- _EXTRACTED MATERIAL_
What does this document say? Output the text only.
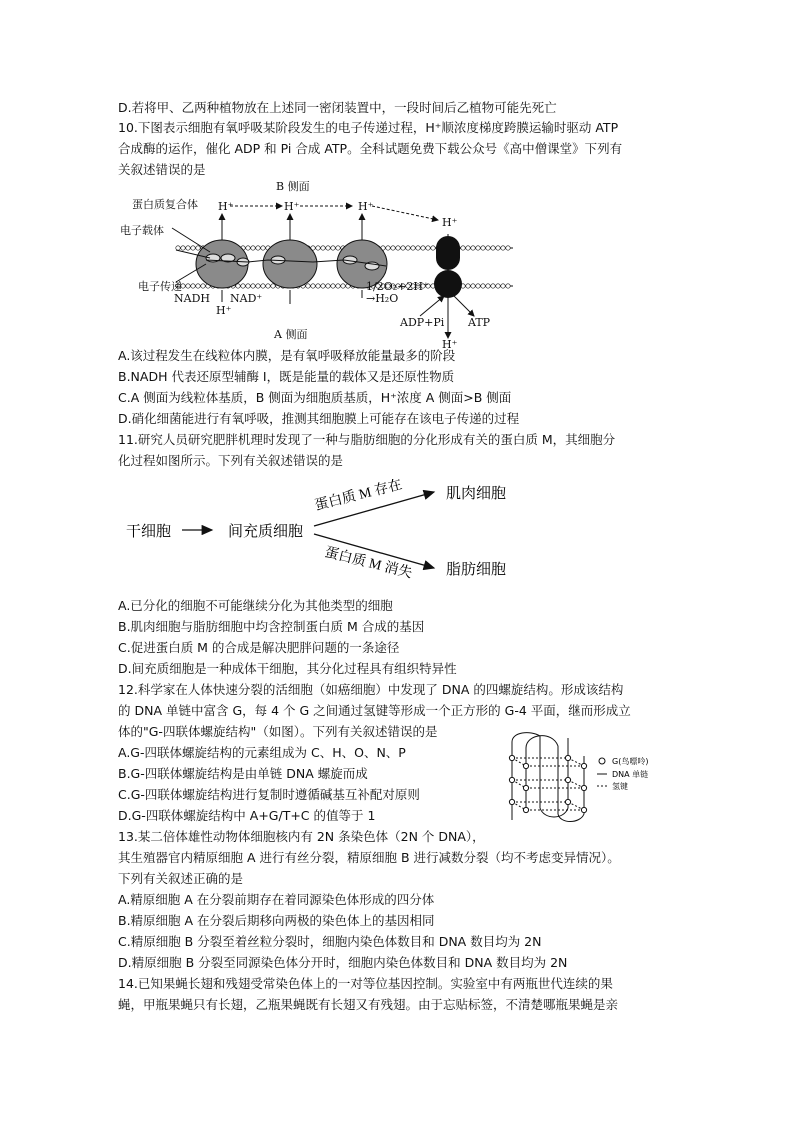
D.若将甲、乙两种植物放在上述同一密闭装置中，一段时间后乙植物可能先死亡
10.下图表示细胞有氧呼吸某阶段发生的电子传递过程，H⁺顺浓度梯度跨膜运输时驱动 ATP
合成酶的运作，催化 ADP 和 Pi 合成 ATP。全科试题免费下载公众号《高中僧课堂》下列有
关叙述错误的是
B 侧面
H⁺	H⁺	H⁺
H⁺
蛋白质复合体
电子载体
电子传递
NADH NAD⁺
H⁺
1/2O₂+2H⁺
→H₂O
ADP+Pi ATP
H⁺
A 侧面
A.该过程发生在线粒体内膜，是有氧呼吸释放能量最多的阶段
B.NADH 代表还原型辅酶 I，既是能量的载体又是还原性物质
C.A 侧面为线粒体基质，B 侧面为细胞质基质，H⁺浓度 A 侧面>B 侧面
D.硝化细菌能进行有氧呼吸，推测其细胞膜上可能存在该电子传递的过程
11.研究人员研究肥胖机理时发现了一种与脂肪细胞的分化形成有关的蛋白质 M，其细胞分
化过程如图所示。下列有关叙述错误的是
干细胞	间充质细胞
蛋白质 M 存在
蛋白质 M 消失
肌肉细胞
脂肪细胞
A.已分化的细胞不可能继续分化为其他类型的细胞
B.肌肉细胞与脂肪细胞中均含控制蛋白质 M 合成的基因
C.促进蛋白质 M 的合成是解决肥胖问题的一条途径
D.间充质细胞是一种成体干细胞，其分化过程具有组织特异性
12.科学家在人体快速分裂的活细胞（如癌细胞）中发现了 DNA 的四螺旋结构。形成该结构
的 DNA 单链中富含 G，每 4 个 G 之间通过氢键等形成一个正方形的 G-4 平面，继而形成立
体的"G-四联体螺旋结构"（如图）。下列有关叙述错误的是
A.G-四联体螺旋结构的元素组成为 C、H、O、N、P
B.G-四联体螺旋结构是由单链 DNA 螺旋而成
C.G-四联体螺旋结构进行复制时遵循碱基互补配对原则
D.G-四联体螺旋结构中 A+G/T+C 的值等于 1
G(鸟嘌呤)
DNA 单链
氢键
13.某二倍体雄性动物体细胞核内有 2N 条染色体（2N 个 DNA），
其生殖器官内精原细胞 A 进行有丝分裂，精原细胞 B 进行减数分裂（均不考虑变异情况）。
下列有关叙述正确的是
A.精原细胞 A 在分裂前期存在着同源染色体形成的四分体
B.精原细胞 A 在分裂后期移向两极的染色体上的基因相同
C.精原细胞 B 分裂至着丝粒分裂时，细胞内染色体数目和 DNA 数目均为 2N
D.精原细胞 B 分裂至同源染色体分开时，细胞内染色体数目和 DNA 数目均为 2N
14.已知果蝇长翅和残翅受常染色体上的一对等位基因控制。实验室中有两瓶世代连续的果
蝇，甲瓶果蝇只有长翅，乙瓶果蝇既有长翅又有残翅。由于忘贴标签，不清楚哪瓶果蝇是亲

- _WHAT IS ASKED_
Copy out all of the material exactly as written, without its pictures.

- _IN RESPONSE_
What does this document say? Output the text only.
D.若将甲、乙两种植物放在上述同一密闭装置中，一段时间后乙植物可能先死亡
10.下图表示细胞有氧呼吸某阶段发生的电子传递过程，H⁺顺浓度梯度跨膜运输时驱动 ATP
合成酶的运作，催化 ADP 和 Pi 合成 ATP。全科试题免费下载公众号《高中僧课堂》下列有
关叙述错误的是
B 侧面
H⁺	H⁺	H⁺
H⁺
蛋白质复合体
电子载体
电子传递
NADH NAD⁺
H⁺
1/2O₂+2H⁺
→H₂O
ADP+Pi ATP
H⁺
A 侧面
A.该过程发生在线粒体内膜，是有氧呼吸释放能量最多的阶段
B.NADH 代表还原型辅酶 I，既是能量的载体又是还原性物质
C.A 侧面为线粒体基质，B 侧面为细胞质基质，H⁺浓度 A 侧面>B 侧面
D.硝化细菌能进行有氧呼吸，推测其细胞膜上可能存在该电子传递的过程
11.研究人员研究肥胖机理时发现了一种与脂肪细胞的分化形成有关的蛋白质 M，其细胞分
化过程如图所示。下列有关叙述错误的是
干细胞	间充质细胞
蛋白质 M 存在
蛋白质 M 消失
肌肉细胞
脂肪细胞
A.已分化的细胞不可能继续分化为其他类型的细胞
B.肌肉细胞与脂肪细胞中均含控制蛋白质 M 合成的基因
C.促进蛋白质 M 的合成是解决肥胖问题的一条途径
D.间充质细胞是一种成体干细胞，其分化过程具有组织特异性
12.科学家在人体快速分裂的活细胞（如癌细胞）中发现了 DNA 的四螺旋结构。形成该结构
的 DNA 单链中富含 G，每 4 个 G 之间通过氢键等形成一个正方形的 G-4 平面，继而形成立
体的"G-四联体螺旋结构"（如图）。下列有关叙述错误的是
A.G-四联体螺旋结构的元素组成为 C、H、O、N、P
B.G-四联体螺旋结构是由单链 DNA 螺旋而成
C.G-四联体螺旋结构进行复制时遵循碱基互补配对原则
D.G-四联体螺旋结构中 A+G/T+C 的值等于 1
G(鸟嘌呤)
DNA 单链
氢键
13.某二倍体雄性动物体细胞核内有 2N 条染色体（2N 个 DNA），
其生殖器官内精原细胞 A 进行有丝分裂，精原细胞 B 进行减数分裂（均不考虑变异情况）。
下列有关叙述正确的是
A.精原细胞 A 在分裂前期存在着同源染色体形成的四分体
B.精原细胞 A 在分裂后期移向两极的染色体上的基因相同
C.精原细胞 B 分裂至着丝粒分裂时，细胞内染色体数目和 DNA 数目均为 2N
D.精原细胞 B 分裂至同源染色体分开时，细胞内染色体数目和 DNA 数目均为 2N
14.已知果蝇长翅和残翅受常染色体上的一对等位基因控制。实验室中有两瓶世代连续的果
蝇，甲瓶果蝇只有长翅，乙瓶果蝇既有长翅又有残翅。由于忘贴标签，不清楚哪瓶果蝇是亲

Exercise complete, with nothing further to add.